**Task brief**: Return the records that follow unaltered. Omit every picture.

**Entries supplied**:

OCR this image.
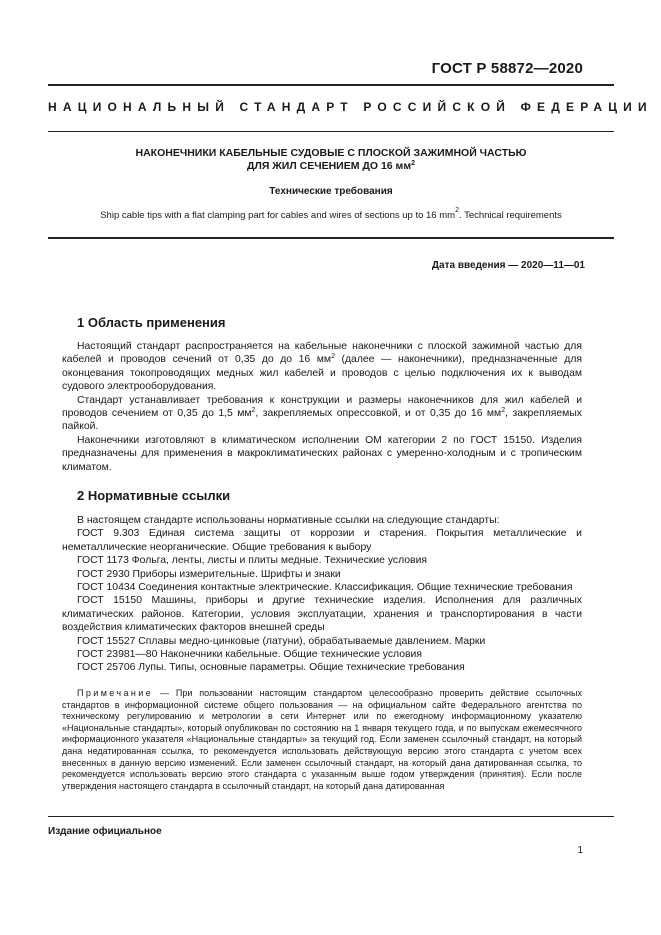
ГОСТ Р 58872—2020
НАЦИОНАЛЬНЫЙ СТАНДАРТ РОССИЙСКОЙ ФЕДЕРАЦИИ
НАКОНЕЧНИКИ КАБЕЛЬНЫЕ СУДОВЫЕ С ПЛОСКОЙ ЗАЖИМНОЙ ЧАСТЬЮ
ДЛЯ ЖИЛ СЕЧЕНИЕМ ДО 16 $мм^2$
Технические требования
Ship cable tips with a flat clamping part for cables and wires of sections up to 16 $mm^2$. Technical requirements
Дата введения — 2020—11—01
1 Область применения

Настоящий стандарт распространяется на кабельные наконечники с плоской зажимной частью для кабелей и проводов сечений от 0,35 до до 16 $мм^2$ (далее — наконечники), предназначенные для оконцевания токопроводящих медных жил кабелей и проводов с целью подключения их к выводам судового электрооборудования.

Стандарт устанавливает требования к конструкции и размеры наконечников для жил кабелей и проводов сечением от 0,35 до 1,5 $мм^2$, закрепляемых опрессовкой, и от 0,35 до 16 $мм^2$, закрепляемых пайкой.

Наконечники изготовляют в климатическом исполнении ОМ категории 2 по ГОСТ 15150. Изделия предназначены для применения в макроклиматических районах с умеренно-холодным и с тропическим климатом.

2 Нормативные ссылки

В настоящем стандарте использованы нормативные ссылки на следующие стандарты:

ГОСТ 9.303 Единая система защиты от коррозии и старения. Покрытия металлические и неметаллические неорганические. Общие требования к выбору

ГОСТ 1173 Фольга, ленты, листы и плиты медные. Технические условия

ГОСТ 2930 Приборы измерительные. Шрифты и знаки

ГОСТ 10434 Соединения контактные электрические. Классификация. Общие технические требования

ГОСТ 15150 Машины, приборы и другие технические изделия. Исполнения для различных климатических районов. Категории, условия эксплуатации, хранения и транспортирования в части воздействия климатических факторов внешней среды

ГОСТ 15527 Сплавы медно-цинковые (латуни), обрабатываемые давлением. Марки

ГОСТ 23981—80 Наконечники кабельные. Общие технические условия

ГОСТ 25706 Лупы. Типы, основные параметры. Общие технические требования

Примечание — При пользовании настоящим стандартом целесообразно проверить действие ссылочных стандартов в информационной системе общего пользования — на официальном сайте Федерального агентства по техническому регулированию и метрологии в сети Интернет или по ежегодному информационному указателю «Национальные стандарты», который опубликован по состоянию на 1 января текущего года, и по выпускам ежемесячного информационного указателя «Национальные стандарты» за текущий год. Если заменен ссылочный стандарт, на который дана недатированная ссылка, то рекомендуется использовать действующую версию этого стандарта с учетом всех внесенных в данную версию изменений. Если заменен ссылочный стандарт, на который дана датированная ссылка, то рекомендуется использовать версию этого стандарта с указанным выше годом утверждения (принятия). Если после утверждения настоящего стандарта в ссылочный стандарт, на который дана датированная

Издание официальное
1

**Solution to this task**:
OCR this image.
ГОСТ Р 58872—2020
НАЦИОНАЛЬНЫЙ СТАНДАРТ РОССИЙСКОЙ ФЕДЕРАЦИИ
НАКОНЕЧНИКИ КАБЕЛЬНЫЕ СУДОВЫЕ С ПЛОСКОЙ ЗАЖИМНОЙ ЧАСТЬЮ
ДЛЯ ЖИЛ СЕЧЕНИЕМ ДО 16 $мм^2$
Технические требования
Ship cable tips with a flat clamping part for cables and wires of sections up to 16 $mm^2$. Technical requirements
Дата введения — 2020—11—01
1 Область применения

Настоящий стандарт распространяется на кабельные наконечники с плоской зажимной частью для кабелей и проводов сечений от 0,35 до до 16 $мм^2$ (далее — наконечники), предназначенные для оконцевания токопроводящих медных жил кабелей и проводов с целью подключения их к выводам судового электрооборудования.

Стандарт устанавливает требования к конструкции и размеры наконечников для жил кабелей и проводов сечением от 0,35 до 1,5 $мм^2$, закрепляемых опрессовкой, и от 0,35 до 16 $мм^2$, закрепляемых пайкой.

Наконечники изготовляют в климатическом исполнении ОМ категории 2 по ГОСТ 15150. Изделия предназначены для применения в макроклиматических районах с умеренно-холодным и с тропическим климатом.

2 Нормативные ссылки

В настоящем стандарте использованы нормативные ссылки на следующие стандарты:

ГОСТ 9.303 Единая система защиты от коррозии и старения. Покрытия металлические и неметаллические неорганические. Общие требования к выбору

ГОСТ 1173 Фольга, ленты, листы и плиты медные. Технические условия

ГОСТ 2930 Приборы измерительные. Шрифты и знаки

ГОСТ 10434 Соединения контактные электрические. Классификация. Общие технические требования

ГОСТ 15150 Машины, приборы и другие технические изделия. Исполнения для различных климатических районов. Категории, условия эксплуатации, хранения и транспортирования в части воздействия климатических факторов внешней среды

ГОСТ 15527 Сплавы медно-цинковые (латуни), обрабатываемые давлением. Марки

ГОСТ 23981—80 Наконечники кабельные. Общие технические условия

ГОСТ 25706 Лупы. Типы, основные параметры. Общие технические требования

Примечание — При пользовании настоящим стандартом целесообразно проверить действие ссылочных стандартов в информационной системе общего пользования — на официальном сайте Федерального агентства по техническому регулированию и метрологии в сети Интернет или по ежегодному информационному указателю «Национальные стандарты», который опубликован по состоянию на 1 января текущего года, и по выпускам ежемесячного информационного указателя «Национальные стандарты» за текущий год. Если заменен ссылочный стандарт, на который дана недатированная ссылка, то рекомендуется использовать действующую версию этого стандарта с учетом всех внесенных в данную версию изменений. Если заменен ссылочный стандарт, на который дана датированная ссылка, то рекомендуется использовать версию этого стандарта с указанным выше годом утверждения (принятия). Если после утверждения настоящего стандарта в ссылочный стандарт, на который дана датированная

Издание официальное
1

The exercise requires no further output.